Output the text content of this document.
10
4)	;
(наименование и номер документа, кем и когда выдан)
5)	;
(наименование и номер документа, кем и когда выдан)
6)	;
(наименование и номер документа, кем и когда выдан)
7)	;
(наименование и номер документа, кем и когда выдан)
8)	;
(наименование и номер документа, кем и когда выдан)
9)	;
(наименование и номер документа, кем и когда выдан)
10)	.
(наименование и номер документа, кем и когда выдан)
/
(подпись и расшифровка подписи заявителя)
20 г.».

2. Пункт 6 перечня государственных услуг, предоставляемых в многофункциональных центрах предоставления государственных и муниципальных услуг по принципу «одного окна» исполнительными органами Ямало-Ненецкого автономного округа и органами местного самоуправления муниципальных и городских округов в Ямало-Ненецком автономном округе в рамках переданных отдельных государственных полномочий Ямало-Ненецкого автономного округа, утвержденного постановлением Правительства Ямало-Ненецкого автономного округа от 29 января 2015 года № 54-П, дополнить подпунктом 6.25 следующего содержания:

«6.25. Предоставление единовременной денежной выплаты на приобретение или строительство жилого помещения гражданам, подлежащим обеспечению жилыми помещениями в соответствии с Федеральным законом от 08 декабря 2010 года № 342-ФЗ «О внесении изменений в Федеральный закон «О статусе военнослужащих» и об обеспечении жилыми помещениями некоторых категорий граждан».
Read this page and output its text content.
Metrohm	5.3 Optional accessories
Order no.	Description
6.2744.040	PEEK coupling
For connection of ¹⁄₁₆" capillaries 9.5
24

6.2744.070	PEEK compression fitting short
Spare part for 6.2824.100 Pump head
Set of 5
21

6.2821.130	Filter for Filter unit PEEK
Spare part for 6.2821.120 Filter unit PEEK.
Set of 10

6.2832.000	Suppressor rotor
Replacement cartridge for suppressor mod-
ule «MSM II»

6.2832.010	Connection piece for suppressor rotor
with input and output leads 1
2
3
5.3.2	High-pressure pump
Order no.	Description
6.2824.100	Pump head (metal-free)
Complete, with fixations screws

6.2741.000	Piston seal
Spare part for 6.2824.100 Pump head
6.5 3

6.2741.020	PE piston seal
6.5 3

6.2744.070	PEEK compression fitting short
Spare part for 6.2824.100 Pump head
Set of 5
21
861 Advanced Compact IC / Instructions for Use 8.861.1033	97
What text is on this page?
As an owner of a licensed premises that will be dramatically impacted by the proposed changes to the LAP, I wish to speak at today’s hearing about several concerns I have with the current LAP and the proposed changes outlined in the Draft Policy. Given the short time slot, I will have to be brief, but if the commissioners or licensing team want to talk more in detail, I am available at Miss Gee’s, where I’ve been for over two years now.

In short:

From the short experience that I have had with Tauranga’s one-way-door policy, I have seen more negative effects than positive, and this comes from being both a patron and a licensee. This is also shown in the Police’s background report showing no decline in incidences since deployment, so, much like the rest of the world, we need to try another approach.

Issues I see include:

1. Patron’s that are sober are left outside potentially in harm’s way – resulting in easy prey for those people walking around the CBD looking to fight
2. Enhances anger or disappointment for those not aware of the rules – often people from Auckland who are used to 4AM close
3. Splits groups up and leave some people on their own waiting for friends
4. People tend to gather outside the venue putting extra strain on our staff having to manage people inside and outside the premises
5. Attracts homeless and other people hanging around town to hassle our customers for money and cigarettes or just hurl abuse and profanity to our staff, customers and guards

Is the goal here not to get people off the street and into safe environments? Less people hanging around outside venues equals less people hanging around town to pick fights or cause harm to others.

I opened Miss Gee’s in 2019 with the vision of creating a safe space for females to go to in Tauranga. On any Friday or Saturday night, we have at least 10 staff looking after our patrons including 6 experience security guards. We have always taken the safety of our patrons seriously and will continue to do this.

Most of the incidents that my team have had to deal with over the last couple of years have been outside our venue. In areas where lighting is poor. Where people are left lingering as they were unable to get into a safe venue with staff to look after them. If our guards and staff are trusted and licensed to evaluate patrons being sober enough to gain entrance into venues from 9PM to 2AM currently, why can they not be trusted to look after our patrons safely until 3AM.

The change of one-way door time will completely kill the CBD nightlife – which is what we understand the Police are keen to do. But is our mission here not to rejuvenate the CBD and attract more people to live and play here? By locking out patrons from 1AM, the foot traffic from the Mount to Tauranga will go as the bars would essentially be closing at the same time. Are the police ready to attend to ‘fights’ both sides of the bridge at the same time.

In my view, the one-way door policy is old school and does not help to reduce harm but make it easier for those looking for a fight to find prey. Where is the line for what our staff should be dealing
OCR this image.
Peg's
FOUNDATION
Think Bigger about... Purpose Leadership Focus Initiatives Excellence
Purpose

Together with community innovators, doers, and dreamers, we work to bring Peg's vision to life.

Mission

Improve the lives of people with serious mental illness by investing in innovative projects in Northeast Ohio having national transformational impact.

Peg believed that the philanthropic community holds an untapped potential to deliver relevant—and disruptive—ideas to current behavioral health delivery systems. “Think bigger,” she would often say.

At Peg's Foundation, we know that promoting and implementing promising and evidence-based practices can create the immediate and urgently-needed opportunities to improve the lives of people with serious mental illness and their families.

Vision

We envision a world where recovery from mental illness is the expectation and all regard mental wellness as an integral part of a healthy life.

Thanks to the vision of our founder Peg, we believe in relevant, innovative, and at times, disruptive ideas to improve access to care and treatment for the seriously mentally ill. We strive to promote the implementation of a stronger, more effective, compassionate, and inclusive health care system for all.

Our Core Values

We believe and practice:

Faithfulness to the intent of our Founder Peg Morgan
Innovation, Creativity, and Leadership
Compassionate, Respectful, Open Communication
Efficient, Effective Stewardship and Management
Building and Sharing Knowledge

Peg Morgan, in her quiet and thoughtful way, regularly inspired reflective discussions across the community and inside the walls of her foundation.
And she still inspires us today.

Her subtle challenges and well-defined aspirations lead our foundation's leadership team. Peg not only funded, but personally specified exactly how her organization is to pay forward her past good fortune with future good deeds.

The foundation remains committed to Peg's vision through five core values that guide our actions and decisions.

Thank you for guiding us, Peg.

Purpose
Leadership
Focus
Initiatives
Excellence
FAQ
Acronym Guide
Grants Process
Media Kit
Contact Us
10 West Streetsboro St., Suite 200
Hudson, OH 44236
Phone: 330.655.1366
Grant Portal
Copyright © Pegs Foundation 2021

+ + + +

### Given task
In the entries above, find each line with the word "Initiatives" and copy it.

### Expected output
Think Bigger about... Purpose Leadership Focus Initiatives Excellence
Initiatives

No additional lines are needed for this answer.